- [PROBLEM DETAILS]: Only the lines holding the string "Enter" are needed. Copy each one.

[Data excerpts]
::::::::

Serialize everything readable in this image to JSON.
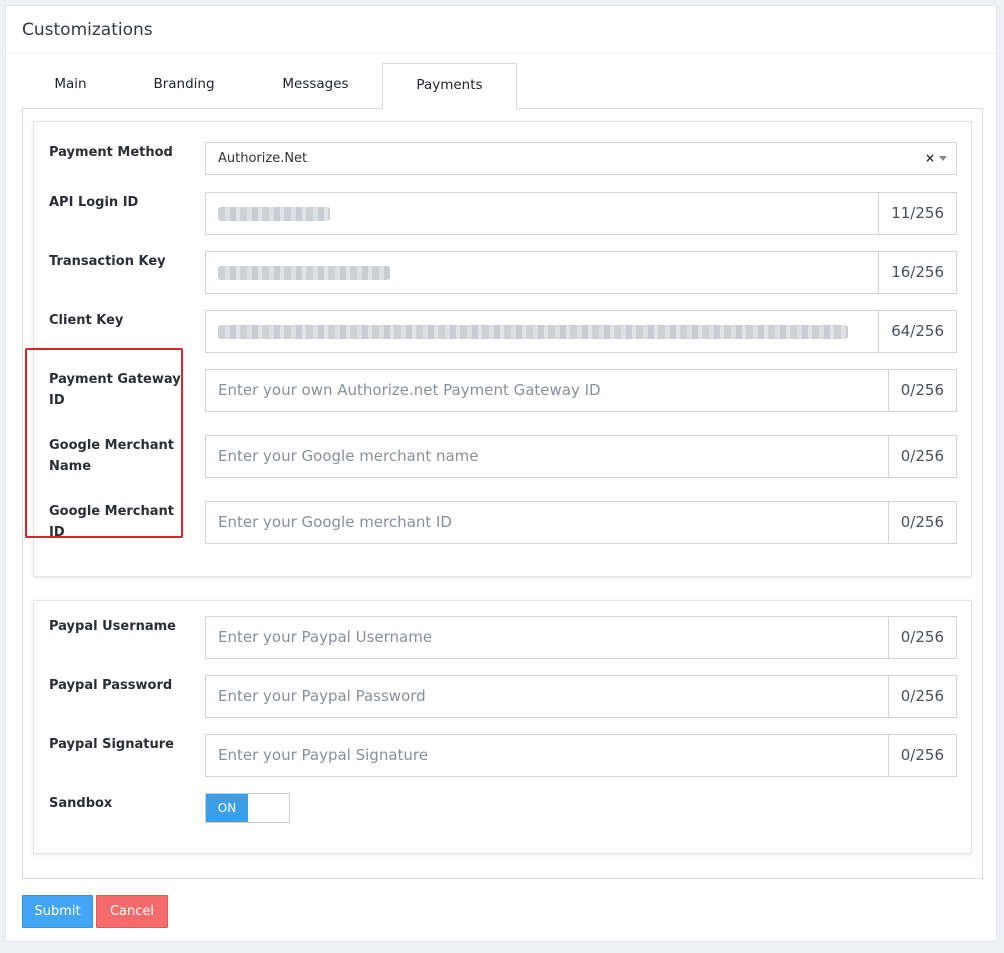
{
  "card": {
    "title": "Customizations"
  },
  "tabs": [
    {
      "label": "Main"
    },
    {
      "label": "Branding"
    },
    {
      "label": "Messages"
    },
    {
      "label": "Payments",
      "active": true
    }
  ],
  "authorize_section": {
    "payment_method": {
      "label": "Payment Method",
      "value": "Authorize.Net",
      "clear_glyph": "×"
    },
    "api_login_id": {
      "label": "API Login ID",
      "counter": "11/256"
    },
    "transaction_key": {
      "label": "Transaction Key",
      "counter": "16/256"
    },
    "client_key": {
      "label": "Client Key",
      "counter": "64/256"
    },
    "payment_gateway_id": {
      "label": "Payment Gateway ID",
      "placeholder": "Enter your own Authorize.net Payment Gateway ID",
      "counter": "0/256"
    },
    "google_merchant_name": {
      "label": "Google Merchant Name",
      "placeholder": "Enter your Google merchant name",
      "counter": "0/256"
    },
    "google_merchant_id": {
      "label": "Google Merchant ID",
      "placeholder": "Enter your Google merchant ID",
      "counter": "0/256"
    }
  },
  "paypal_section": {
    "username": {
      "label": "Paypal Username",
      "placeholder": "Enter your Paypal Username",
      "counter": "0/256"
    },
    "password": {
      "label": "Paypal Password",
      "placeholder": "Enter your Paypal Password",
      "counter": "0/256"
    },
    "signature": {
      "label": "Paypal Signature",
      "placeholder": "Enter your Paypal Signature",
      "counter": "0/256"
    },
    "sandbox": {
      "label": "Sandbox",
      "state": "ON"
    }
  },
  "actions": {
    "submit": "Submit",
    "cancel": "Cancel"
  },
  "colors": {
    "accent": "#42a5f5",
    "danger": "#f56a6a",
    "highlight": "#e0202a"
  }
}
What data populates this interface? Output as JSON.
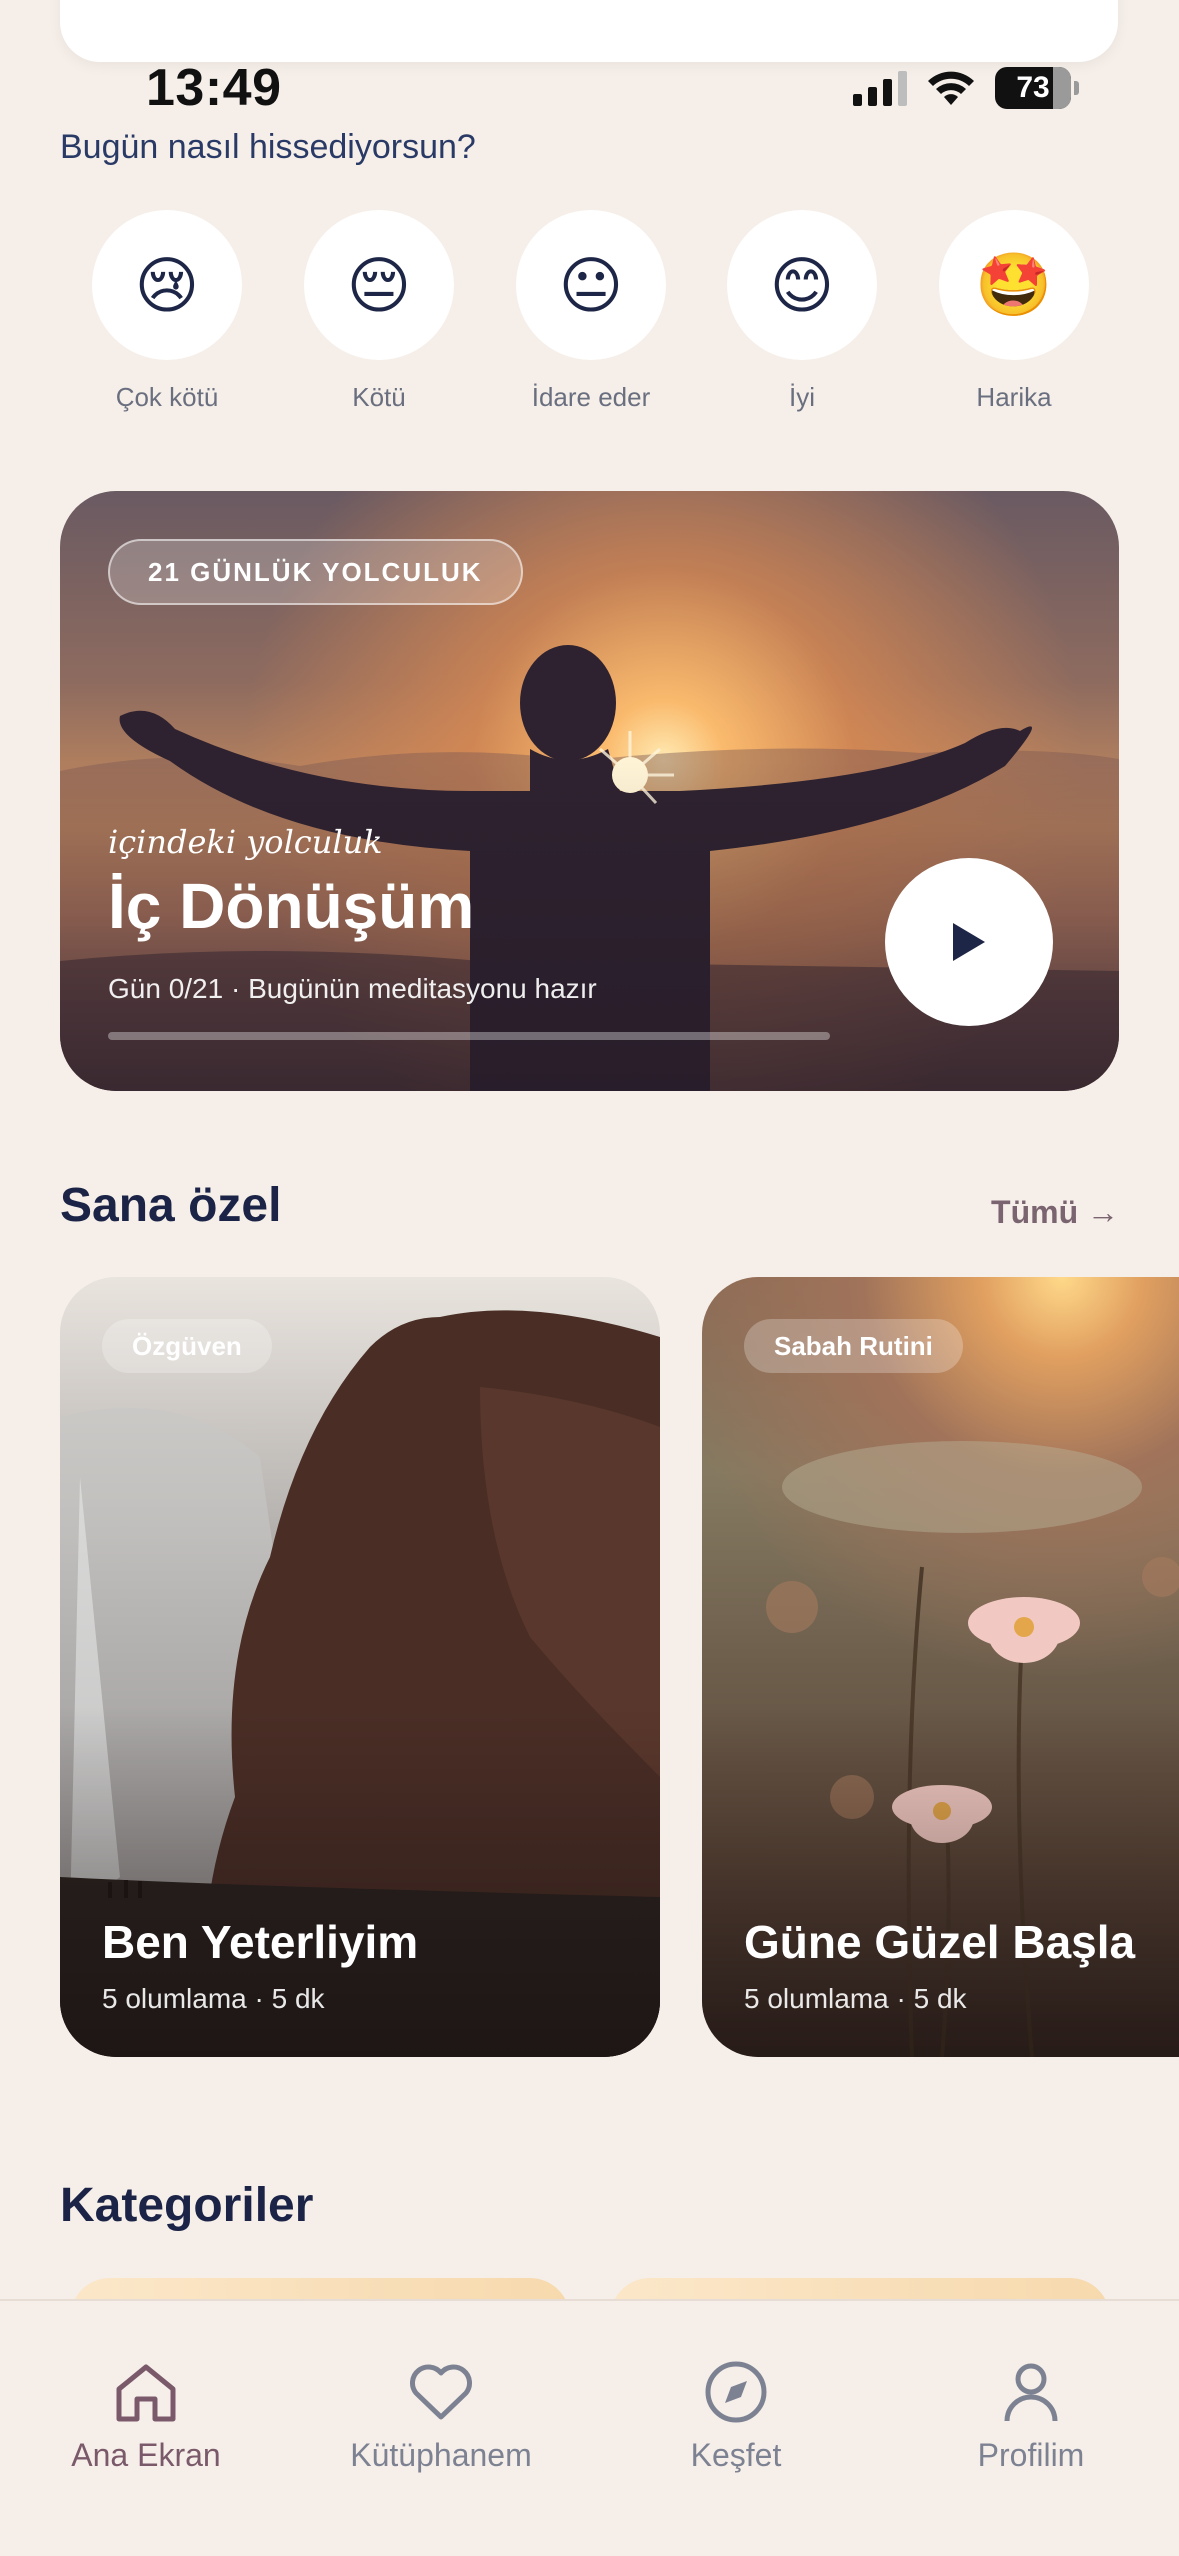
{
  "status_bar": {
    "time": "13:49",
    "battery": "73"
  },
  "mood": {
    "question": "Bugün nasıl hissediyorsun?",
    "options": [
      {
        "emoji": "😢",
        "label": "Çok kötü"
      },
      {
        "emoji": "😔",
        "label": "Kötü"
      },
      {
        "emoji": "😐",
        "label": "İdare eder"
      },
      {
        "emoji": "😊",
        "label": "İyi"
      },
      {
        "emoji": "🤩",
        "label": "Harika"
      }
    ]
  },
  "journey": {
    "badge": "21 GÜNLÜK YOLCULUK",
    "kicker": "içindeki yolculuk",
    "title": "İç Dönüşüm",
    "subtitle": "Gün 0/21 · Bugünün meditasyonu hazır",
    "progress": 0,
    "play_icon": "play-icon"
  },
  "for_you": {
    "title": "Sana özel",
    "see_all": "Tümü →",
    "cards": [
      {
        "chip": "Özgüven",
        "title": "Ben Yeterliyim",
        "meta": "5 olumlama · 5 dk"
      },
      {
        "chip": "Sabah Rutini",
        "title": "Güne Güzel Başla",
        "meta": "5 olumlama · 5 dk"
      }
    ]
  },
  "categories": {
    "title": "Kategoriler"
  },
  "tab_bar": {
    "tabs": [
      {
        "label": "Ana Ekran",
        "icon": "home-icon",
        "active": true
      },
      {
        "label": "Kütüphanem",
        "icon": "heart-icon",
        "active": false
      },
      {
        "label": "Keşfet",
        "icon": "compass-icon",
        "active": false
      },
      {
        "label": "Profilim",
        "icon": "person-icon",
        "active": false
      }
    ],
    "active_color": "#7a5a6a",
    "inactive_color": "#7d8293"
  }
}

::::::::

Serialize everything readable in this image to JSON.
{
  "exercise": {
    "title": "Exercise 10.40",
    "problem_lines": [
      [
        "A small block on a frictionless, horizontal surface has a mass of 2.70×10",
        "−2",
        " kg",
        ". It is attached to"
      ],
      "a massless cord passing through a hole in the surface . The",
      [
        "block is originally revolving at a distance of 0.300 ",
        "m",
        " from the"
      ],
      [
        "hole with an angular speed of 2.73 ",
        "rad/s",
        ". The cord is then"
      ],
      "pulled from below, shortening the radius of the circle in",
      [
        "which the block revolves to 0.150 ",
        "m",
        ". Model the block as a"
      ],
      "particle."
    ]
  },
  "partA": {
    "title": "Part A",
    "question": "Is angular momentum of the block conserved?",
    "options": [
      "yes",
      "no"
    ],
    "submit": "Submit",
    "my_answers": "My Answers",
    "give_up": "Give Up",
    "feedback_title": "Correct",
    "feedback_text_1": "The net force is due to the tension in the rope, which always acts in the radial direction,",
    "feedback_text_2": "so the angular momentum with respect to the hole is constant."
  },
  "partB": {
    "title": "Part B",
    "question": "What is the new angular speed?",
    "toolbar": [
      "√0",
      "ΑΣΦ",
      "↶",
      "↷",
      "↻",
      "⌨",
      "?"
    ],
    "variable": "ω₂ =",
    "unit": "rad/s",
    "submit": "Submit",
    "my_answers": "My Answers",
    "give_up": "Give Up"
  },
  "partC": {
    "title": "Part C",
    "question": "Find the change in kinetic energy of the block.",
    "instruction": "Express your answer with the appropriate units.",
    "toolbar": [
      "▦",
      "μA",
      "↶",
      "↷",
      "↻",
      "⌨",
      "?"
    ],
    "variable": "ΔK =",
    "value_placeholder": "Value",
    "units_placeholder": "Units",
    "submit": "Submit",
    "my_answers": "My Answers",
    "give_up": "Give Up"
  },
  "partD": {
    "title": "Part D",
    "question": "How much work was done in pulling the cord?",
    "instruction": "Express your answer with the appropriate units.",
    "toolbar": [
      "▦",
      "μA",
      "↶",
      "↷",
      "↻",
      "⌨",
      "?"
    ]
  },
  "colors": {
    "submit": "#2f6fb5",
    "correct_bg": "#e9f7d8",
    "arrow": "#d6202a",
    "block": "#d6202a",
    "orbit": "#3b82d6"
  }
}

::::::::

- [ANSWER TO THIS EXERCISE]:
      "placeholder": "Enter your own Authorize.net Payment Gateway ID",
      "placeholder": "Enter your Google merchant name",
      "placeholder": "Enter your Google merchant ID",
      "placeholder": "Enter your Paypal Username",
      "placeholder": "Enter your Paypal Password",
      "placeholder": "Enter your Paypal Signature",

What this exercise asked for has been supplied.